» **Set task**:
Word for word, transcribe the lines below and drop the pictures.
** START **
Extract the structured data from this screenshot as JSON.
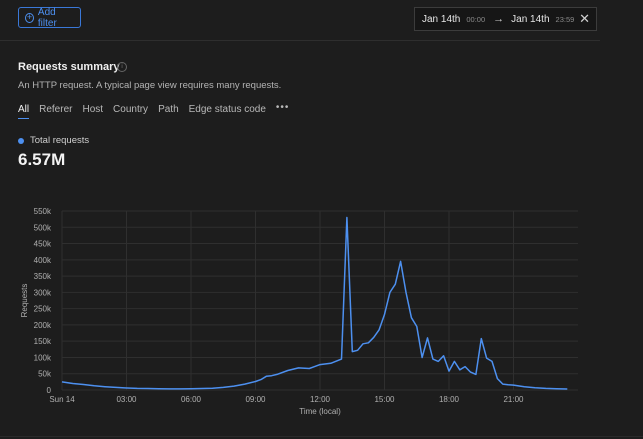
{
  "filters": {
    "add_filter_label": "Add filter"
  },
  "date_range": {
    "start_date": "Jan 14th",
    "start_time": "00:00",
    "end_date": "Jan 14th",
    "end_time": "23:59"
  },
  "summary": {
    "title": "Requests summary",
    "description": "An HTTP request. A typical page view requires many requests.",
    "tabs": [
      "All",
      "Referer",
      "Host",
      "Country",
      "Path",
      "Edge status code"
    ],
    "active_tab": "All",
    "legend_label": "Total requests",
    "total_value": "6.57M"
  },
  "colors": {
    "accent": "#4d90f0",
    "background": "#1d1d1d"
  },
  "chart_data": {
    "type": "line",
    "xlabel": "Time (local)",
    "ylabel": "Requests",
    "x_tick_labels": [
      "Sun 14",
      "03:00",
      "06:00",
      "09:00",
      "12:00",
      "15:00",
      "18:00",
      "21:00"
    ],
    "y_tick_labels": [
      "0",
      "50k",
      "100k",
      "150k",
      "200k",
      "250k",
      "300k",
      "350k",
      "400k",
      "450k",
      "500k",
      "550k"
    ],
    "ylim": [
      0,
      550000
    ],
    "xlim_hours": [
      0,
      24
    ],
    "grid": true,
    "series": [
      {
        "name": "Total requests",
        "x_hours": [
          0,
          0.5,
          1,
          1.5,
          2,
          2.5,
          3,
          3.5,
          4,
          4.5,
          5,
          5.5,
          6,
          6.5,
          7,
          7.5,
          8,
          8.5,
          9,
          9.25,
          9.5,
          9.75,
          10,
          10.5,
          11,
          11.5,
          11.75,
          12,
          12.5,
          13,
          13.25,
          13.5,
          13.75,
          14,
          14.25,
          14.5,
          14.75,
          15,
          15.25,
          15.5,
          15.75,
          16,
          16.25,
          16.5,
          16.75,
          17,
          17.25,
          17.5,
          17.75,
          18,
          18.25,
          18.5,
          18.75,
          19,
          19.25,
          19.5,
          19.75,
          20,
          20.25,
          20.5,
          20.75,
          21,
          21.5,
          22,
          22.5,
          23,
          23.5
        ],
        "values": [
          25000,
          20000,
          17000,
          13000,
          10000,
          8000,
          6000,
          5000,
          4500,
          4000,
          3500,
          3500,
          4000,
          4500,
          5500,
          8000,
          12000,
          18000,
          26000,
          32000,
          42000,
          44000,
          48000,
          60000,
          68000,
          66000,
          72000,
          78000,
          82000,
          95000,
          530000,
          118000,
          122000,
          142000,
          145000,
          162000,
          185000,
          232000,
          300000,
          325000,
          395000,
          300000,
          222000,
          195000,
          100000,
          160000,
          95000,
          88000,
          105000,
          58000,
          88000,
          62000,
          72000,
          55000,
          48000,
          158000,
          98000,
          88000,
          35000,
          18000,
          16000,
          15000,
          10000,
          7000,
          5000,
          4000,
          3000
        ]
      }
    ]
  }
}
** END **
» **Solution for this task**:
Extract the structured data from this screenshot as JSON.
{
  "filters": {
    "add_filter_label": "Add filter"
  },
  "date_range": {
    "start_date": "Jan 14th",
    "start_time": "00:00",
    "end_date": "Jan 14th",
    "end_time": "23:59"
  },
  "summary": {
    "title": "Requests summary",
    "description": "An HTTP request. A typical page view requires many requests.",
    "tabs": [
      "All",
      "Referer",
      "Host",
      "Country",
      "Path",
      "Edge status code"
    ],
    "active_tab": "All",
    "legend_label": "Total requests",
    "total_value": "6.57M"
  },
  "colors": {
    "accent": "#4d90f0",
    "background": "#1d1d1d"
  },
  "chart_data": {
    "type": "line",
    "xlabel": "Time (local)",
    "ylabel": "Requests",
    "x_tick_labels": [
      "Sun 14",
      "03:00",
      "06:00",
      "09:00",
      "12:00",
      "15:00",
      "18:00",
      "21:00"
    ],
    "y_tick_labels": [
      "0",
      "50k",
      "100k",
      "150k",
      "200k",
      "250k",
      "300k",
      "350k",
      "400k",
      "450k",
      "500k",
      "550k"
    ],
    "ylim": [
      0,
      550000
    ],
    "xlim_hours": [
      0,
      24
    ],
    "grid": true,
    "series": [
      {
        "name": "Total requests",
        "x_hours": [
          0,
          0.5,
          1,
          1.5,
          2,
          2.5,
          3,
          3.5,
          4,
          4.5,
          5,
          5.5,
          6,
          6.5,
          7,
          7.5,
          8,
          8.5,
          9,
          9.25,
          9.5,
          9.75,
          10,
          10.5,
          11,
          11.5,
          11.75,
          12,
          12.5,
          13,
          13.25,
          13.5,
          13.75,
          14,
          14.25,
          14.5,
          14.75,
          15,
          15.25,
          15.5,
          15.75,
          16,
          16.25,
          16.5,
          16.75,
          17,
          17.25,
          17.5,
          17.75,
          18,
          18.25,
          18.5,
          18.75,
          19,
          19.25,
          19.5,
          19.75,
          20,
          20.25,
          20.5,
          20.75,
          21,
          21.5,
          22,
          22.5,
          23,
          23.5
        ],
        "values": [
          25000,
          20000,
          17000,
          13000,
          10000,
          8000,
          6000,
          5000,
          4500,
          4000,
          3500,
          3500,
          4000,
          4500,
          5500,
          8000,
          12000,
          18000,
          26000,
          32000,
          42000,
          44000,
          48000,
          60000,
          68000,
          66000,
          72000,
          78000,
          82000,
          95000,
          530000,
          118000,
          122000,
          142000,
          145000,
          162000,
          185000,
          232000,
          300000,
          325000,
          395000,
          300000,
          222000,
          195000,
          100000,
          160000,
          95000,
          88000,
          105000,
          58000,
          88000,
          62000,
          72000,
          55000,
          48000,
          158000,
          98000,
          88000,
          35000,
          18000,
          16000,
          15000,
          10000,
          7000,
          5000,
          4000,
          3000
        ]
      }
    ]
  }
}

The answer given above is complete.